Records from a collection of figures
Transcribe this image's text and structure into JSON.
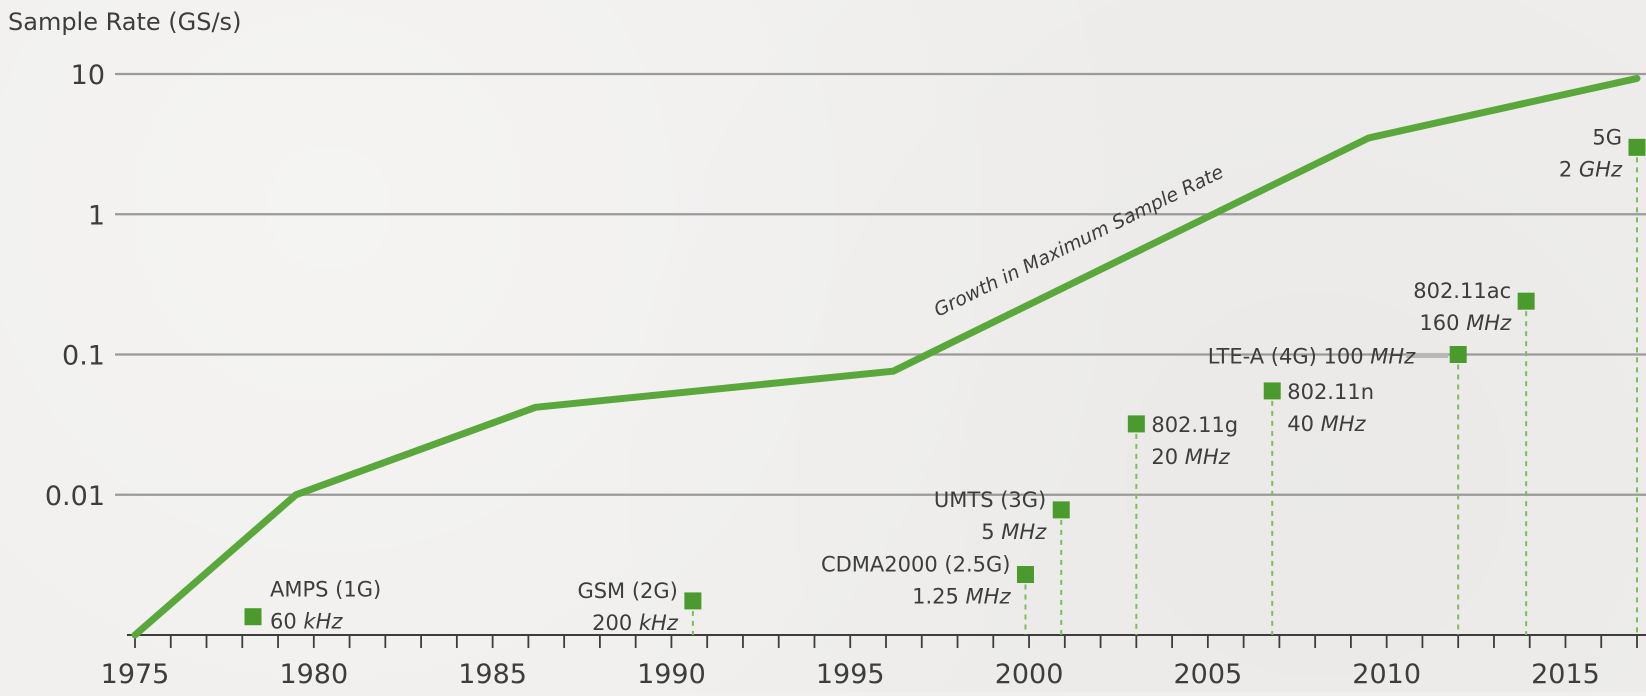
{
  "chart_data": {
    "type": "line",
    "ylabel": "Sample Rate (GS/s)",
    "yscale": "log",
    "ylim": [
      0.001,
      10
    ],
    "xlim": [
      1975,
      2017
    ],
    "y_ticks": [
      {
        "value": 10,
        "label": "10"
      },
      {
        "value": 1,
        "label": "1"
      },
      {
        "value": 0.1,
        "label": "0.1"
      },
      {
        "value": 0.01,
        "label": "0.01"
      }
    ],
    "x_ticks": [
      {
        "value": 1975,
        "label": "1975"
      },
      {
        "value": 1980,
        "label": "1980"
      },
      {
        "value": 1985,
        "label": "1985"
      },
      {
        "value": 1990,
        "label": "1990"
      },
      {
        "value": 1995,
        "label": "1995"
      },
      {
        "value": 2000,
        "label": "2000"
      },
      {
        "value": 2005,
        "label": "2005"
      },
      {
        "value": 2010,
        "label": "2010"
      },
      {
        "value": 2015,
        "label": "2015"
      }
    ],
    "series": [
      {
        "name": "Growth in Maximum Sample Rate",
        "color": "#5aa83c",
        "points": [
          {
            "x": 1975,
            "y": 0.001
          },
          {
            "x": 1979.5,
            "y": 0.01
          },
          {
            "x": 1986.2,
            "y": 0.042
          },
          {
            "x": 1996.2,
            "y": 0.076
          },
          {
            "x": 2009.5,
            "y": 3.5
          },
          {
            "x": 2017,
            "y": 9.3
          }
        ]
      }
    ],
    "annotations": [
      {
        "year": 1978.3,
        "value": 0.00135,
        "line1": "AMPS (1G)",
        "rate": "60",
        "unit": "kHz",
        "label_side": "right",
        "dashed": false
      },
      {
        "year": 1990.6,
        "value": 0.00175,
        "line1": "GSM (2G)",
        "rate": "200",
        "unit": "kHz",
        "label_side": "left",
        "dashed": true
      },
      {
        "year": 1999.9,
        "value": 0.0027,
        "line1": "CDMA2000 (2.5G)",
        "rate": "1.25",
        "unit": "MHz",
        "label_side": "left",
        "dashed": true
      },
      {
        "year": 2000.9,
        "value": 0.0078,
        "line1": "UMTS (3G)",
        "rate": "5",
        "unit": "MHz",
        "label_side": "left",
        "dashed": true
      },
      {
        "year": 2003,
        "value": 0.032,
        "line1": "802.11g",
        "rate": "20",
        "unit": "MHz",
        "label_side": "right",
        "dashed": true
      },
      {
        "year": 2006.8,
        "value": 0.055,
        "line1": "802.11n",
        "rate": "40",
        "unit": "MHz",
        "label_side": "right",
        "dashed": true
      },
      {
        "year": 2012,
        "value": 0.1,
        "line1": "",
        "rate": "LTE-A (4G) 100",
        "unit": "MHz",
        "label_side": "left-inline",
        "dashed": true
      },
      {
        "year": 2013.9,
        "value": 0.24,
        "line1": "802.11ac",
        "rate": "160",
        "unit": "MHz",
        "label_side": "left",
        "dashed": true
      },
      {
        "year": 2017,
        "value": 3.0,
        "line1": "5G",
        "rate": "2",
        "unit": "GHz",
        "label_side": "left",
        "dashed": true
      }
    ],
    "grid": true,
    "marker_color": "#4a9a2e",
    "colors": {
      "trend": "#5aa83c",
      "marker": "#4a9a2e",
      "dash": "#7cbf5a",
      "grid": "#9a9a9a",
      "axis": "#3d3d3d"
    }
  }
}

DIRECTIONS – All of the lines above should be printed exactly, minus the pictures.

IN RESPONSE –
Transcribe this image's text and structure into JSON.
{
  "chart_data": {
    "type": "line",
    "ylabel": "Sample Rate (GS/s)",
    "yscale": "log",
    "ylim": [
      0.001,
      10
    ],
    "xlim": [
      1975,
      2017
    ],
    "y_ticks": [
      {
        "value": 10,
        "label": "10"
      },
      {
        "value": 1,
        "label": "1"
      },
      {
        "value": 0.1,
        "label": "0.1"
      },
      {
        "value": 0.01,
        "label": "0.01"
      }
    ],
    "x_ticks": [
      {
        "value": 1975,
        "label": "1975"
      },
      {
        "value": 1980,
        "label": "1980"
      },
      {
        "value": 1985,
        "label": "1985"
      },
      {
        "value": 1990,
        "label": "1990"
      },
      {
        "value": 1995,
        "label": "1995"
      },
      {
        "value": 2000,
        "label": "2000"
      },
      {
        "value": 2005,
        "label": "2005"
      },
      {
        "value": 2010,
        "label": "2010"
      },
      {
        "value": 2015,
        "label": "2015"
      }
    ],
    "series": [
      {
        "name": "Growth in Maximum Sample Rate",
        "color": "#5aa83c",
        "points": [
          {
            "x": 1975,
            "y": 0.001
          },
          {
            "x": 1979.5,
            "y": 0.01
          },
          {
            "x": 1986.2,
            "y": 0.042
          },
          {
            "x": 1996.2,
            "y": 0.076
          },
          {
            "x": 2009.5,
            "y": 3.5
          },
          {
            "x": 2017,
            "y": 9.3
          }
        ]
      }
    ],
    "annotations": [
      {
        "year": 1978.3,
        "value": 0.00135,
        "line1": "AMPS (1G)",
        "rate": "60",
        "unit": "kHz",
        "label_side": "right",
        "dashed": false
      },
      {
        "year": 1990.6,
        "value": 0.00175,
        "line1": "GSM (2G)",
        "rate": "200",
        "unit": "kHz",
        "label_side": "left",
        "dashed": true
      },
      {
        "year": 1999.9,
        "value": 0.0027,
        "line1": "CDMA2000 (2.5G)",
        "rate": "1.25",
        "unit": "MHz",
        "label_side": "left",
        "dashed": true
      },
      {
        "year": 2000.9,
        "value": 0.0078,
        "line1": "UMTS (3G)",
        "rate": "5",
        "unit": "MHz",
        "label_side": "left",
        "dashed": true
      },
      {
        "year": 2003,
        "value": 0.032,
        "line1": "802.11g",
        "rate": "20",
        "unit": "MHz",
        "label_side": "right",
        "dashed": true
      },
      {
        "year": 2006.8,
        "value": 0.055,
        "line1": "802.11n",
        "rate": "40",
        "unit": "MHz",
        "label_side": "right",
        "dashed": true
      },
      {
        "year": 2012,
        "value": 0.1,
        "line1": "",
        "rate": "LTE-A (4G) 100",
        "unit": "MHz",
        "label_side": "left-inline",
        "dashed": true
      },
      {
        "year": 2013.9,
        "value": 0.24,
        "line1": "802.11ac",
        "rate": "160",
        "unit": "MHz",
        "label_side": "left",
        "dashed": true
      },
      {
        "year": 2017,
        "value": 3.0,
        "line1": "5G",
        "rate": "2",
        "unit": "GHz",
        "label_side": "left",
        "dashed": true
      }
    ],
    "grid": true,
    "marker_color": "#4a9a2e",
    "colors": {
      "trend": "#5aa83c",
      "marker": "#4a9a2e",
      "dash": "#7cbf5a",
      "grid": "#9a9a9a",
      "axis": "#3d3d3d"
    }
  }
}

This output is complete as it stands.